WRITTEN TASK: Output all lines exactly.

DATA PROVIDED:
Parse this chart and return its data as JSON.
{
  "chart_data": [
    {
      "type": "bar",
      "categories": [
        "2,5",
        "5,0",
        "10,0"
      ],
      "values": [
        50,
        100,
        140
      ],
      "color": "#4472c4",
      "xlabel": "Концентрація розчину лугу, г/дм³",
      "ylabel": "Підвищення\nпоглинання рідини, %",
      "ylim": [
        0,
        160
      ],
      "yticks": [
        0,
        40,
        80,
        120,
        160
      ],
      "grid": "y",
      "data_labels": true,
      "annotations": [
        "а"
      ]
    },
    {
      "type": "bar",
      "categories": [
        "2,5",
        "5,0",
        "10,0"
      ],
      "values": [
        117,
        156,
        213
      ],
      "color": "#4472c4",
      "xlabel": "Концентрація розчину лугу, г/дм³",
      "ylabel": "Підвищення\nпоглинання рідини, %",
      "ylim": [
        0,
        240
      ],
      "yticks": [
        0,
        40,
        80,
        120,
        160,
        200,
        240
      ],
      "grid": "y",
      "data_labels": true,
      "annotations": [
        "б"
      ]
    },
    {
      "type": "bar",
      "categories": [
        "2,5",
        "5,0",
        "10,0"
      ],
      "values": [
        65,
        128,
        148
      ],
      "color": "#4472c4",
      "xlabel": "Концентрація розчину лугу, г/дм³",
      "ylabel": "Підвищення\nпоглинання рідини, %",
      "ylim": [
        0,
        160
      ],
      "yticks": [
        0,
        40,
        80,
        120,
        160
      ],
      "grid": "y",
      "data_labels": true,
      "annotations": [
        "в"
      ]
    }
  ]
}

COMPLETED TASK:
Parse this chart and return its data as JSON.
{
  "chart_data": [
    {
      "type": "bar",
      "categories": [
        "2,5",
        "5,0",
        "10,0"
      ],
      "values": [
        50,
        100,
        140
      ],
      "color": "#4472c4",
      "xlabel": "Концентрація розчину лугу, г/дм³",
      "ylabel": "Підвищення\nпоглинання рідини, %",
      "ylim": [
        0,
        160
      ],
      "yticks": [
        0,
        40,
        80,
        120,
        160
      ],
      "grid": "y",
      "data_labels": true,
      "annotations": [
        "а"
      ]
    },
    {
      "type": "bar",
      "categories": [
        "2,5",
        "5,0",
        "10,0"
      ],
      "values": [
        117,
        156,
        213
      ],
      "color": "#4472c4",
      "xlabel": "Концентрація розчину лугу, г/дм³",
      "ylabel": "Підвищення\nпоглинання рідини, %",
      "ylim": [
        0,
        240
      ],
      "yticks": [
        0,
        40,
        80,
        120,
        160,
        200,
        240
      ],
      "grid": "y",
      "data_labels": true,
      "annotations": [
        "б"
      ]
    },
    {
      "type": "bar",
      "categories": [
        "2,5",
        "5,0",
        "10,0"
      ],
      "values": [
        65,
        128,
        148
      ],
      "color": "#4472c4",
      "xlabel": "Концентрація розчину лугу, г/дм³",
      "ylabel": "Підвищення\nпоглинання рідини, %",
      "ylim": [
        0,
        160
      ],
      "yticks": [
        0,
        40,
        80,
        120,
        160
      ],
      "grid": "y",
      "data_labels": true,
      "annotations": [
        "в"
      ]
    }
  ]
}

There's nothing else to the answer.